§ **Problem**
Your task is to repeat the lines below exactly, excluding any pictures they contain.

— Start The records —

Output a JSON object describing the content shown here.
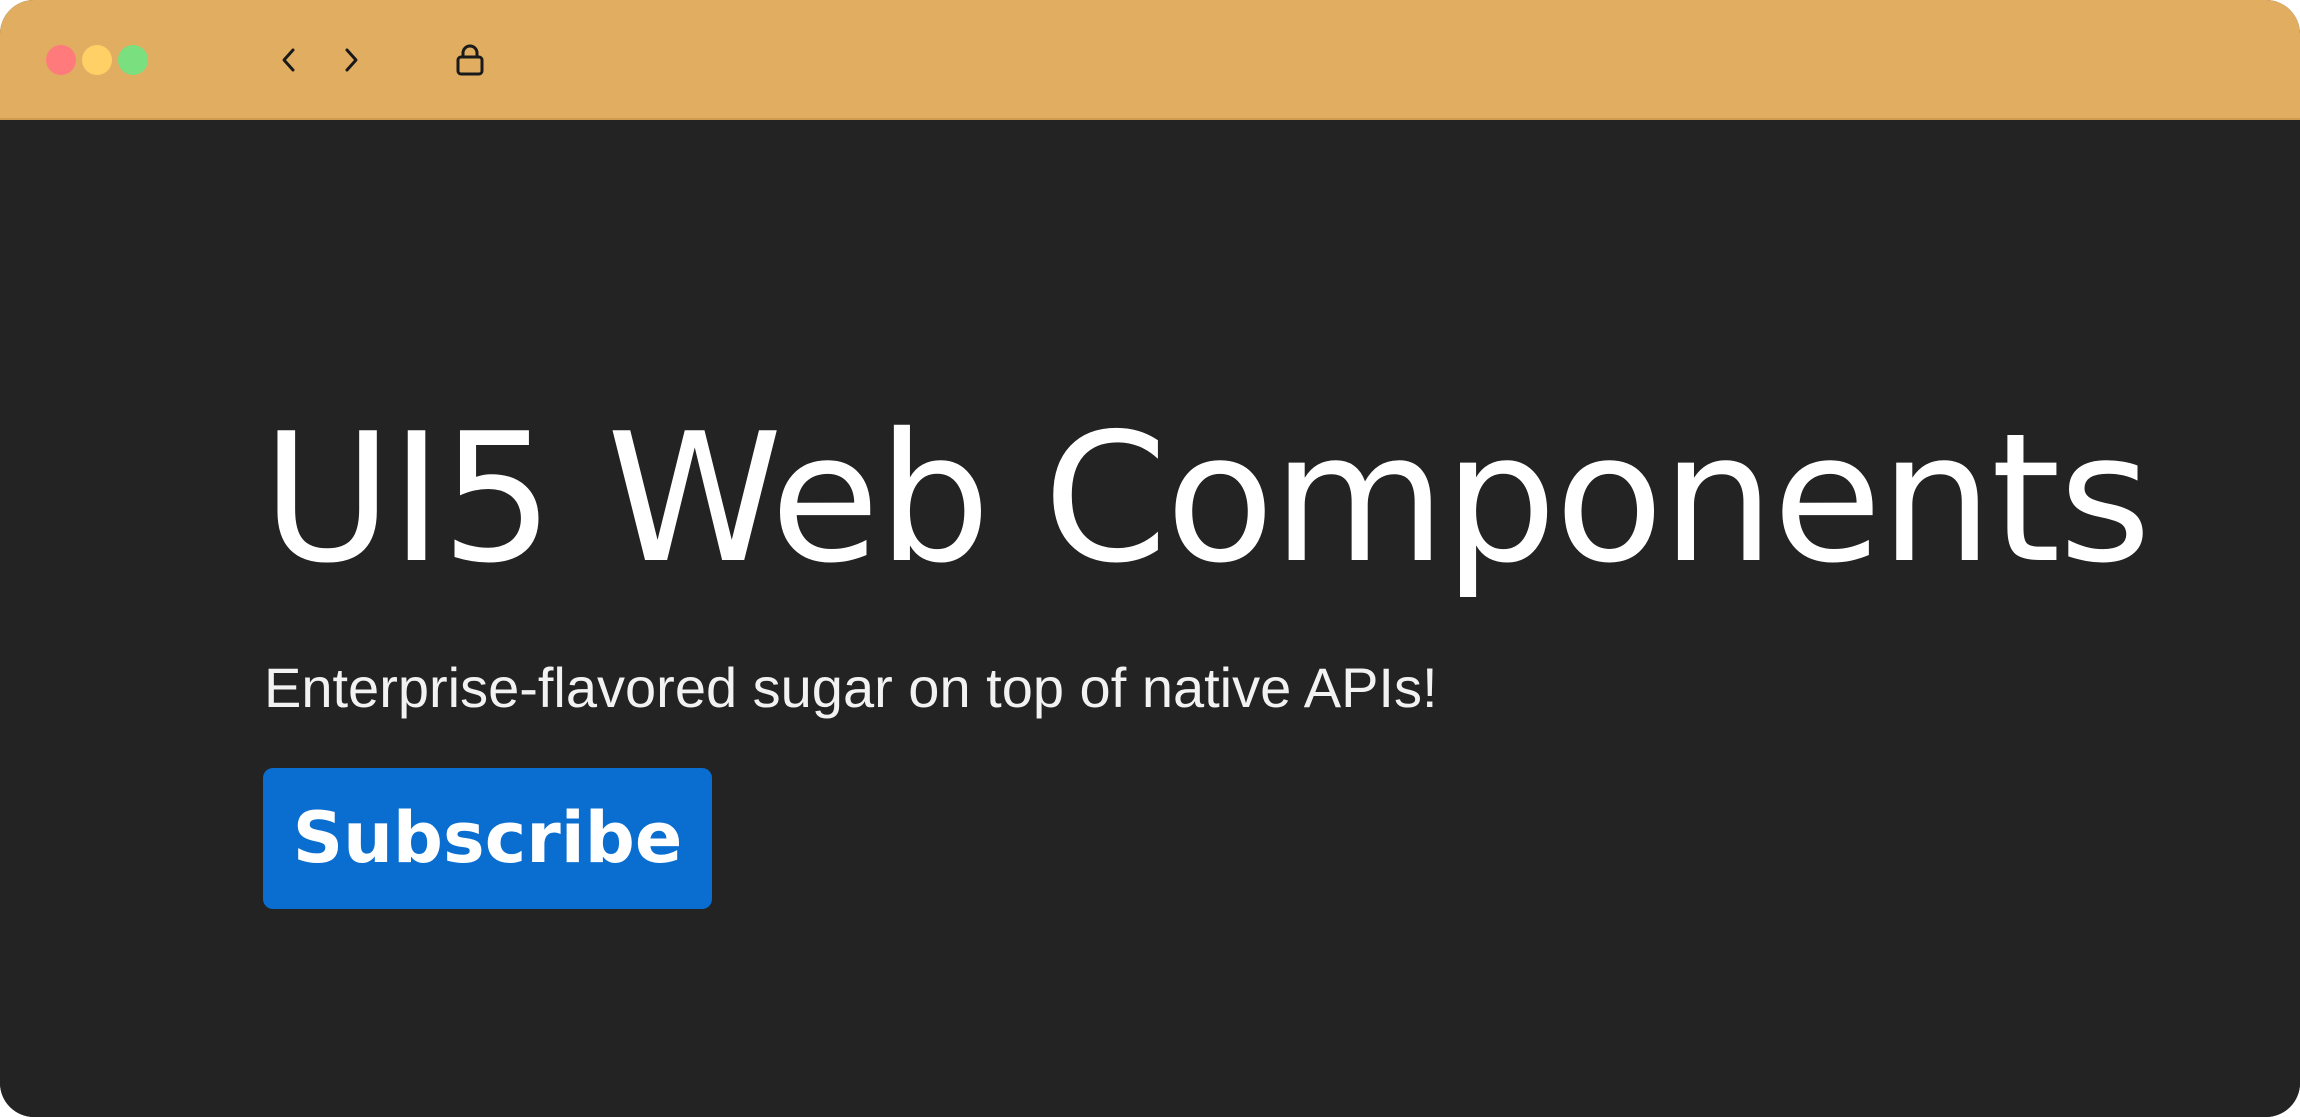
{
  "window": {
    "titlebar_color": "#e0ad61",
    "background_color": "#232323",
    "controls": {
      "close_color": "#ff7b7b",
      "minimize_color": "#ffd066",
      "maximize_color": "#7ae07f"
    },
    "toolbar": {
      "back_icon": "chevron-left-icon",
      "forward_icon": "chevron-right-icon",
      "security_icon": "lock-icon"
    }
  },
  "hero": {
    "title": "UI5 Web Components",
    "subtitle": "Enterprise-flavored sugar on top of native APIs!",
    "button_label": "Subscribe",
    "button_color": "#0a6ed1"
  }
}
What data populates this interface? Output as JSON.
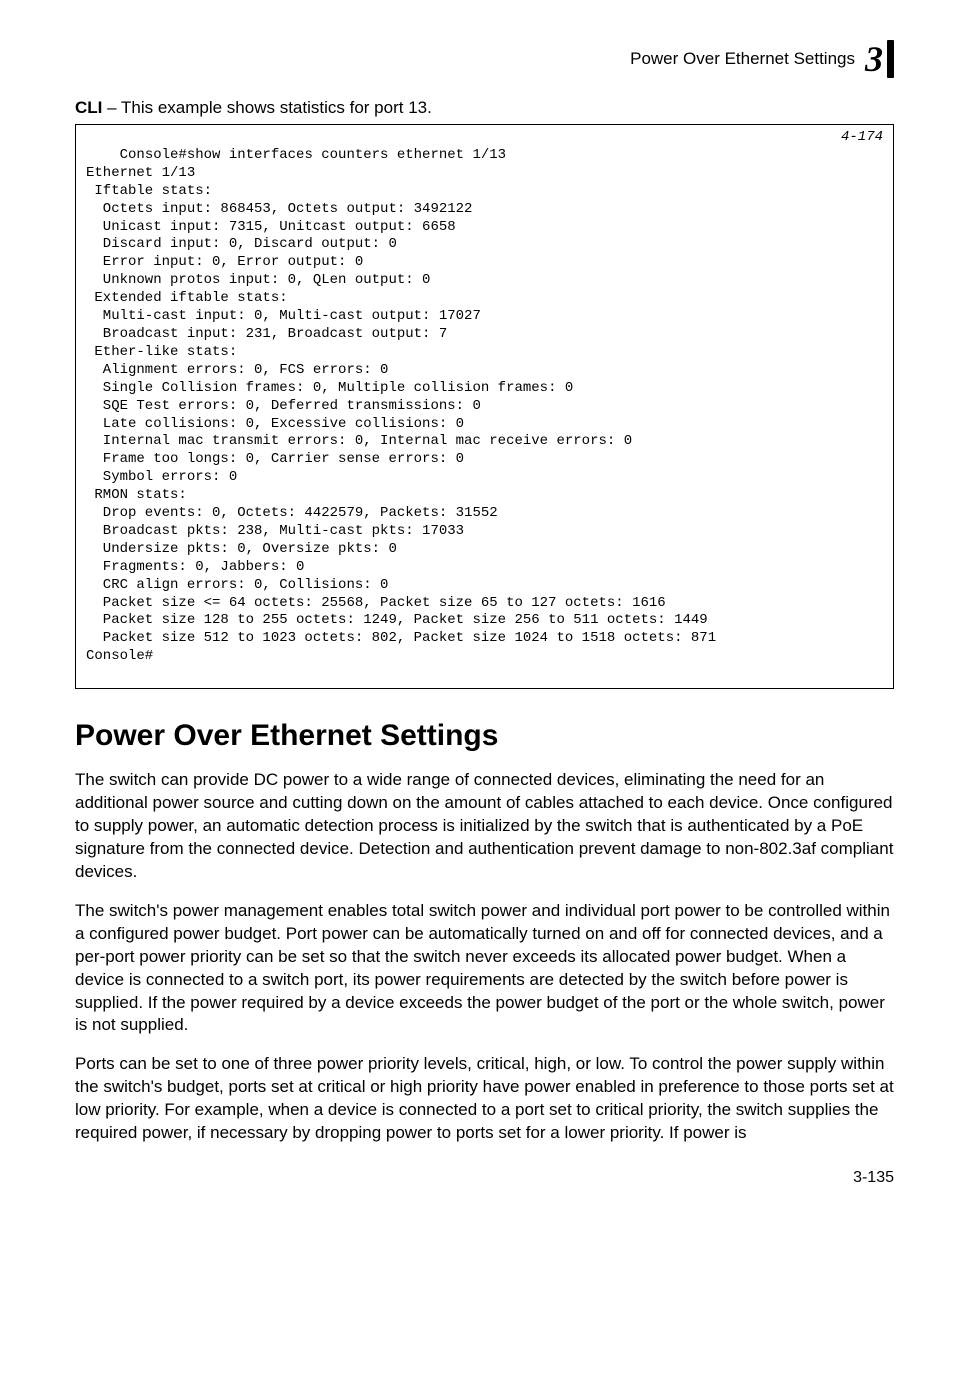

— End The records —

§ **Reply to the exercise**
Output a JSON object describing the content shown here.
{
  "window": {
    "titlebar_color": "#e0ad61",
    "background_color": "#232323",
    "controls": {
      "close_color": "#ff7b7b",
      "minimize_color": "#ffd066",
      "maximize_color": "#7ae07f"
    },
    "toolbar": {
      "back_icon": "chevron-left-icon",
      "forward_icon": "chevron-right-icon",
      "security_icon": "lock-icon"
    }
  },
  "hero": {
    "title": "UI5 Web Components",
    "subtitle": "Enterprise-flavored sugar on top of native APIs!",
    "button_label": "Subscribe",
    "button_color": "#0a6ed1"
  }
}
What data populates this interface? Output as JSON.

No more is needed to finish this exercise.